* Problem to work on
Pull out from the material below all lines with "frequency".

* Data to use

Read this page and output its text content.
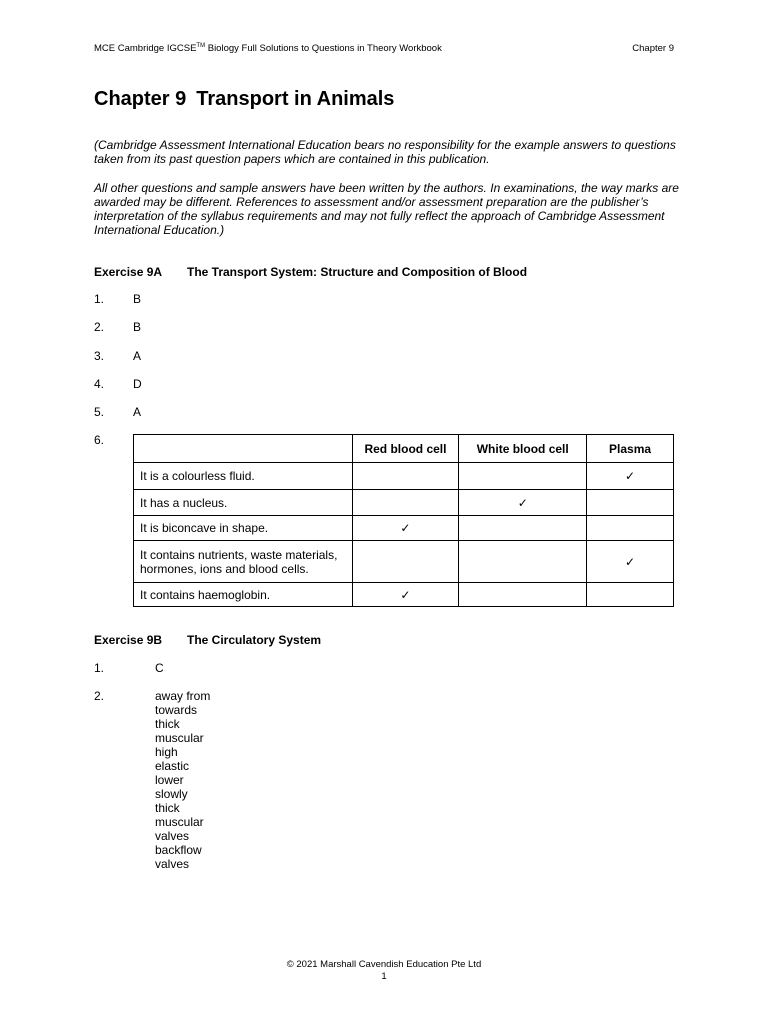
MCE Cambridge IGCSE™ Biology Full Solutions to Questions in Theory Workbook	Chapter 9
Chapter 9 Transport in Animals
(Cambridge Assessment International Education bears no responsibility for the example answers to questions taken from its past question papers which are contained in this publication.
All other questions and sample answers have been written by the authors. In examinations, the way marks are awarded may be different. References to assessment and/or assessment preparation are the publisher’s interpretation of the syllabus requirements and may not fully reflect the approach of Cambridge Assessment International Education.)
Exercise 9A The Transport System: Structure and Composition of Blood
1. B
2. B
3. A
4. D
5. A
6.
	Red blood cell	White blood cell	Plasma
It is a colourless fluid.			✓
It has a nucleus.		✓	
It is biconcave in shape.	✓		
It contains nutrients, waste materials, hormones, ions and blood cells.			✓
It contains haemoglobin.	✓		
Exercise 9B The Circulatory System
1.	C
2.	away from
towards
thick
muscular
high
elastic
lower
slowly
thick
muscular
valves
backflow
valves
© 2021 Marshall Cavendish Education Pte Ltd
1
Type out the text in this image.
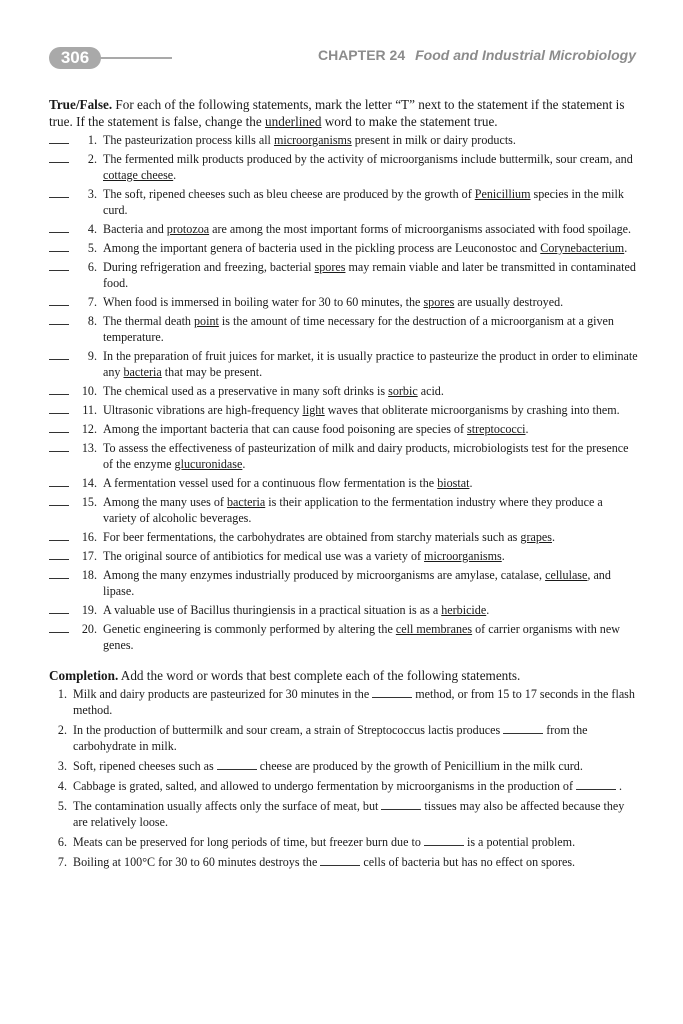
306	CHAPTER 24 Food and Industrial Microbiology

True/False. For each of the following statements, mark the letter “T” next to the statement if the statement is true. If the statement is false, change the underlined word to make the statement true.

1. The pasteurization process kills all microorganisms present in milk or dairy products.
2. The fermented milk products produced by the activity of microorganisms include buttermilk, sour cream, and cottage cheese.
3. The soft, ripened cheeses such as bleu cheese are produced by the growth of Penicillium species in the milk curd.
4. Bacteria and protozoa are among the most important forms of microorganisms associated with food spoilage.
5. Among the important genera of bacteria used in the pickling process are Leuconostoc and Corynebacterium.
6. During refrigeration and freezing, bacterial spores may remain viable and later be transmitted in contaminated food.
7. When food is immersed in boiling water for 30 to 60 minutes, the spores are usually destroyed.
8. The thermal death point is the amount of time necessary for the destruction of a microorganism at a given temperature.
9. In the preparation of fruit juices for market, it is usually practice to pasteurize the product in order to eliminate any bacteria that may be present.
10. The chemical used as a preservative in many soft drinks is sorbic acid.
11. Ultrasonic vibrations are high-frequency light waves that obliterate microorganisms by crashing into them.
12. Among the important bacteria that can cause food poisoning are species of streptococci.
13. To assess the effectiveness of pasteurization of milk and dairy products, microbiologists test for the presence of the enzyme glucuronidase.
14. A fermentation vessel used for a continuous flow fermentation is the biostat.
15. Among the many uses of bacteria is their application to the fermentation industry where they produce a variety of alcoholic beverages.
16. For beer fermentations, the carbohydrates are obtained from starchy materials such as grapes.
17. The original source of antibiotics for medical use was a variety of microorganisms.
18. Among the many enzymes industrially produced by microorganisms are amylase, catalase, cellulase, and lipase.
19. A valuable use of Bacillus thuringiensis in a practical situation is as a herbicide.
20. Genetic engineering is commonly performed by altering the cell membranes of carrier organisms with new genes.

Completion. Add the word or words that best complete each of the following statements.

1. Milk and dairy products are pasteurized for 30 minutes in the	method, or from 15 to 17 seconds in the flash method.
2. In the production of buttermilk and sour cream, a strain of Streptococcus lactis produces	from the carbohydrate in milk.
3. Soft, ripened cheeses such as	cheese are produced by the growth of Penicillium in the milk curd.
4. Cabbage is grated, salted, and allowed to undergo fermentation by microorganisms in the production of	.
5. The contamination usually affects only the surface of meat, but	tissues may also be affected because they are relatively loose.
6. Meats can be preserved for long periods of time, but freezer burn due to	is a potential problem.
7. Boiling at 100°C for 30 to 60 minutes destroys the	cells of bacteria but has no effect on spores.
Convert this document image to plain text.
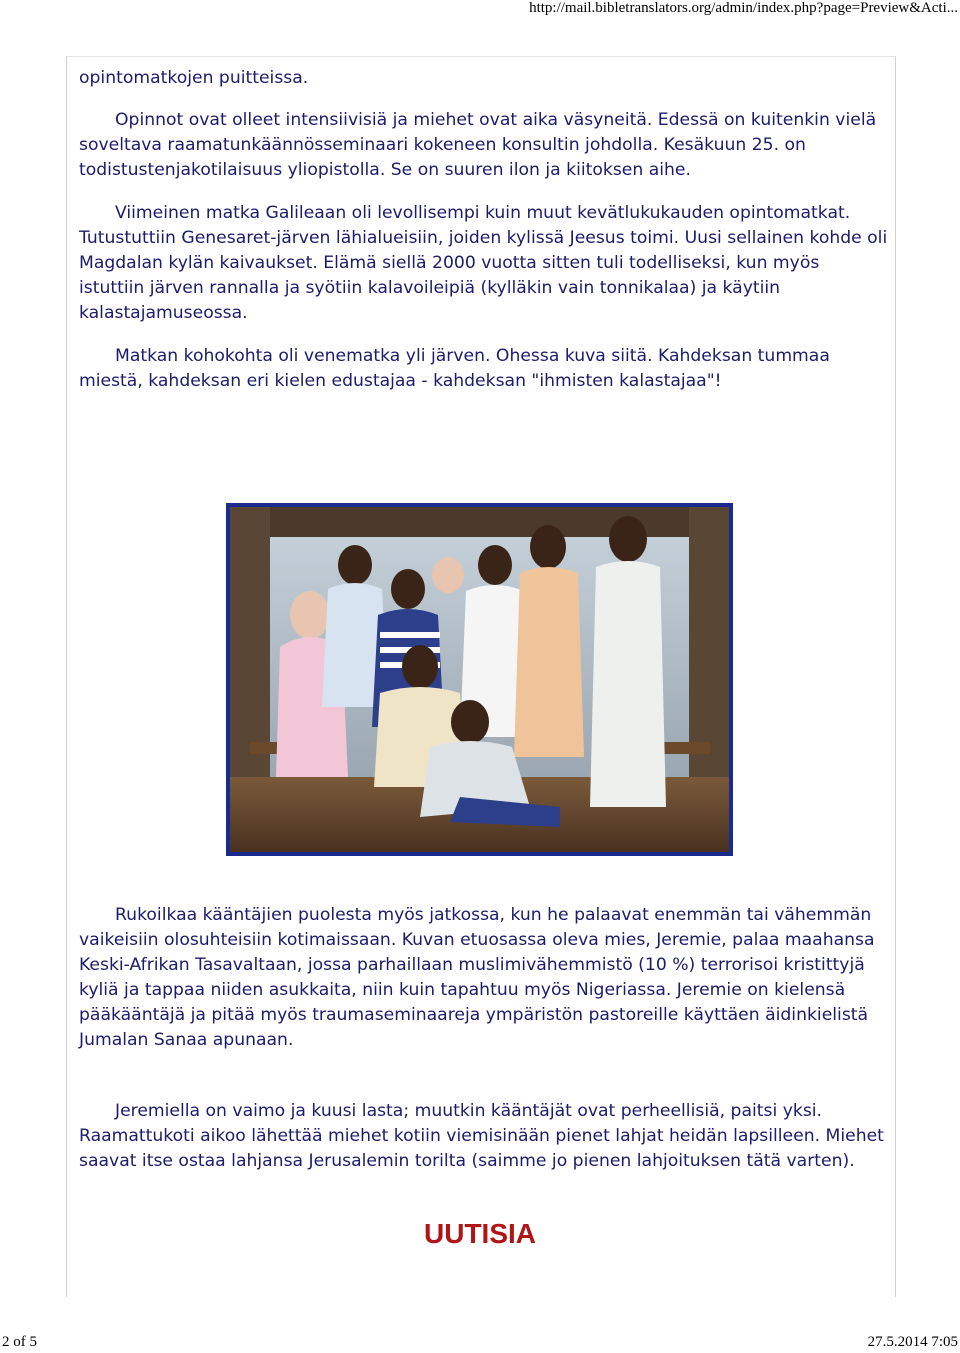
http://mail.bibletranslators.org/admin/index.php?page=Preview&Acti...

opintomatkojen puitteissa.

Opinnot ovat olleet intensiivisiä ja miehet ovat aika väsyneitä. Edessä on kuitenkin vielä soveltava raamatunkäännösseminaari kokeneen konsultin johdolla. Kesäkuun 25. on todistustenjakotilaisuus yliopistolla. Se on suuren ilon ja kiitoksen aihe.

Viimeinen matka Galileaan oli levollisempi kuin muut kevätlukukauden opintomatkat. Tutustuttiin Genesaret-järven lähialueisiin, joiden kylissä Jeesus toimi. Uusi sellainen kohde oli Magdalan kylän kaivaukset. Elämä siellä 2000 vuotta sitten tuli todelliseksi, kun myös istuttiin järven rannalla ja syötiin kalavoileipiä (kylläkin vain tonnikalaa) ja käytiin kalastajamuseossa.

Matkan kohokohta oli venematka yli järven. Ohessa kuva siitä. Kahdeksan tummaa miestä, kahdeksan eri kielen edustajaa - kahdeksan "ihmisten kalastajaa"!

Rukoilkaa kääntäjien puolesta myös jatkossa, kun he palaavat enemmän tai vähemmän vaikeisiin olosuhteisiin kotimaissaan. Kuvan etuosassa oleva mies, Jeremie, palaa maahansa Keski-Afrikan Tasavaltaan, jossa parhaillaan muslimivähemmistö (10 %) terrorisoi kristittyjä kyliä ja tappaa niiden asukkaita, niin kuin tapahtuu myös Nigeriassa. Jeremie on kielensä pääkääntäjä ja pitää myös traumaseminaareja ympäristön pastoreille käyttäen äidinkielistä Jumalan Sanaa apunaan.

Jeremiella on vaimo ja kuusi lasta; muutkin kääntäjät ovat perheellisiä, paitsi yksi. Raamattukoti aikoo lähettää miehet kotiin viemisinään pienet lahjat heidän lapsilleen. Miehet saavat itse ostaa lahjansa Jerusalemin torilta (saimme jo pienen lahjoituksen tätä varten).

UUTISIA
2 of 5	27.5.2014 7:05
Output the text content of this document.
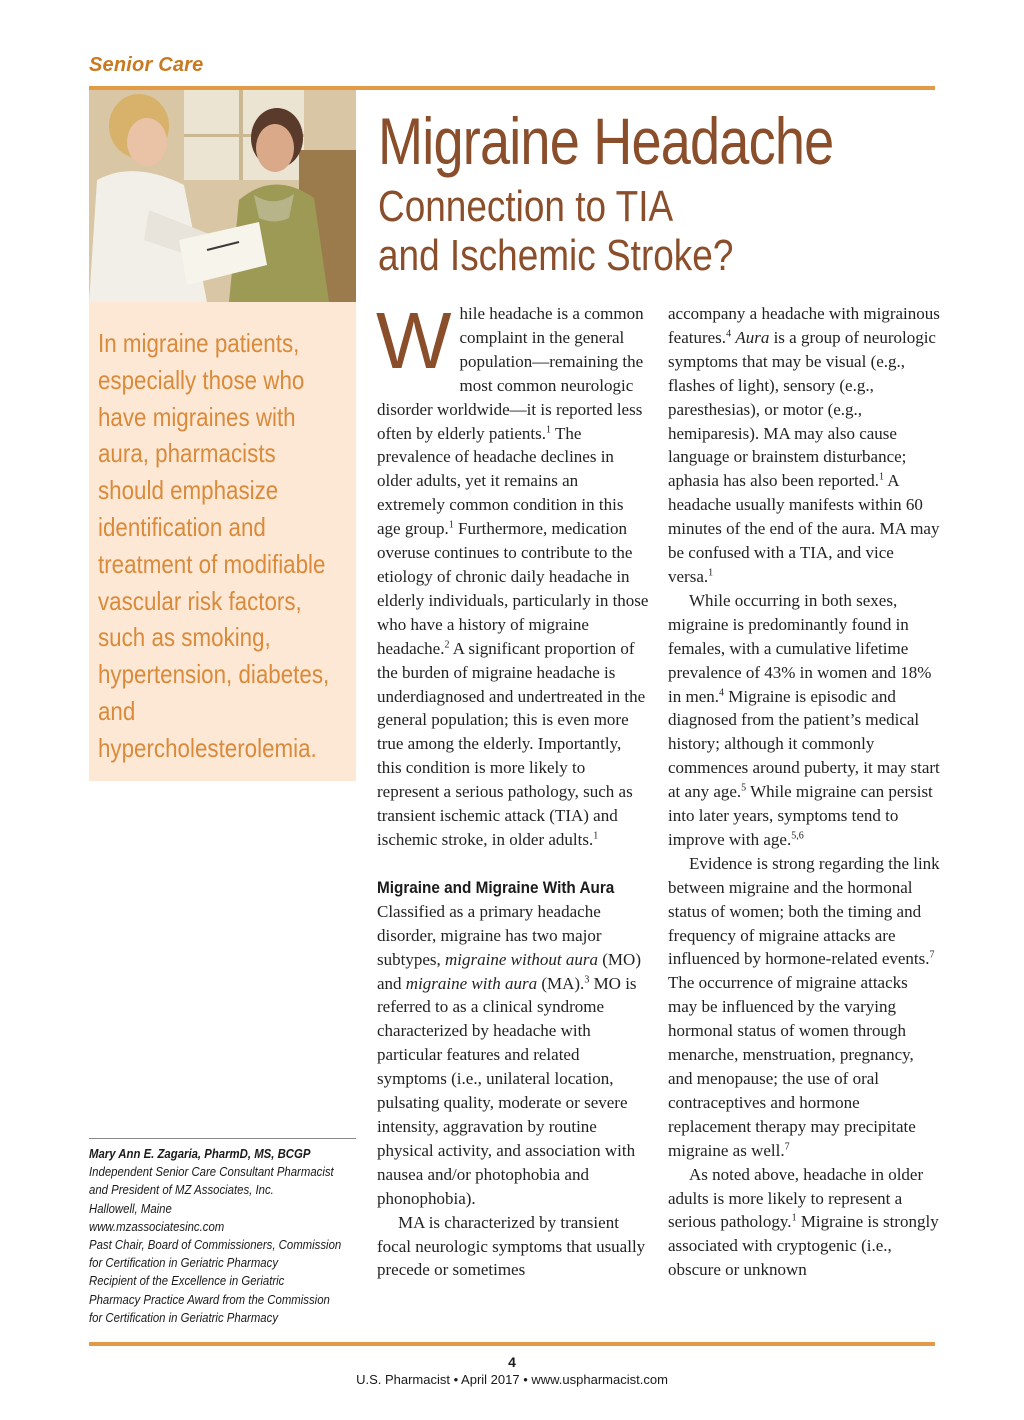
Senior Care
Migraine Headache
Connection to TIA
and Ischemic Stroke?

In migraine patients, especially those who have migraines with aura, pharmacists should emphasize identification and treatment of modifiable vascular risk factors, such as smoking, hypertension, diabetes, and hypercholesterolemia.

Mary Ann E. Zagaria, PharmD, MS, BCGP
Independent Senior Care Consultant Pharmacist
and President of MZ Associates, Inc.
Hallowell, Maine
www.mzassociatesinc.com
Past Chair, Board of Commissioners, Commission
for Certification in Geriatric Pharmacy
Recipient of the Excellence in Geriatric
Pharmacy Practice Award from the Commission
for Certification in Geriatric Pharmacy

While headache is a common complaint in the general population—remaining the most common neurologic disorder worldwide—it is reported less often by elderly patients.$^1$ The prevalence of headache declines in older adults, yet it remains an extremely common condition in this age group.$^1$ Furthermore, medication overuse continues to contribute to the etiology of chronic daily headache in elderly individuals, particularly in those who have a history of migraine headache.$^2$ A significant proportion of the burden of migraine headache is underdiagnosed and undertreated in the general population; this is even more true among the elderly. Importantly, this condition is more likely to represent a serious pathology, such as transient ischemic attack (TIA) and ischemic stroke, in older adults.$^1$

Migraine and Migraine With Aura

Classified as a primary headache disorder, migraine has two major subtypes, migraine without aura (MO) and migraine with aura (MA).$^3$ MO is referred to as a clinical syndrome characterized by headache with particular features and related symptoms (i.e., unilateral location, pulsating quality, moderate or severe intensity, aggravation by routine physical activity, and association with nausea and/or photophobia and phonophobia).

MA is characterized by transient focal neurologic symptoms that usually precede or sometimes

accompany a headache with migrainous features.$^4$ Aura is a group of neurologic symptoms that may be visual (e.g., flashes of light), sensory (e.g., paresthesias), or motor (e.g., hemiparesis). MA may also cause language or brainstem disturbance; aphasia has also been reported.$^1$ A headache usually manifests within 60 minutes of the end of the aura. MA may be confused with a TIA, and vice versa.$^1$

While occurring in both sexes, migraine is predominantly found in females, with a cumulative lifetime prevalence of 43% in women and 18% in men.$^4$ Migraine is episodic and diagnosed from the patient’s medical history; although it commonly commences around puberty, it may start at any age.$^5$ While migraine can persist into later years, symptoms tend to improve with age.$^{5,6}$

Evidence is strong regarding the link between migraine and the hormonal status of women; both the timing and frequency of migraine attacks are influenced by hormone-related events.$^7$ The occurrence of migraine attacks may be influenced by the varying hormonal status of women through menarche, menstruation, pregnancy, and menopause; the use of oral contraceptives and hormone replacement therapy may precipitate migraine as well.$^7$

As noted above, headache in older adults is more likely to represent a serious pathology.$^1$ Migraine is strongly associated with cryptogenic (i.e., obscure or unknown

4
U.S. Pharmacist • April 2017 • www.uspharmacist.com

* Exercise result
11. Ultrasonic vibrations are high-frequency light waves that obliterate microorganisms by crashing into them.
Evidence is strong regarding the link between migraine and the hormonal status of women; both the timing and frequency of migraine attacks are influenced by hormone-related events.$^7$ The occurrence of migraine attacks may be influenced by the varying hormonal status of women through menarche, menstruation, pregnancy, and menopause; the use of oral contraceptives and hormone replacement therapy may precipitate migraine as well.$^7$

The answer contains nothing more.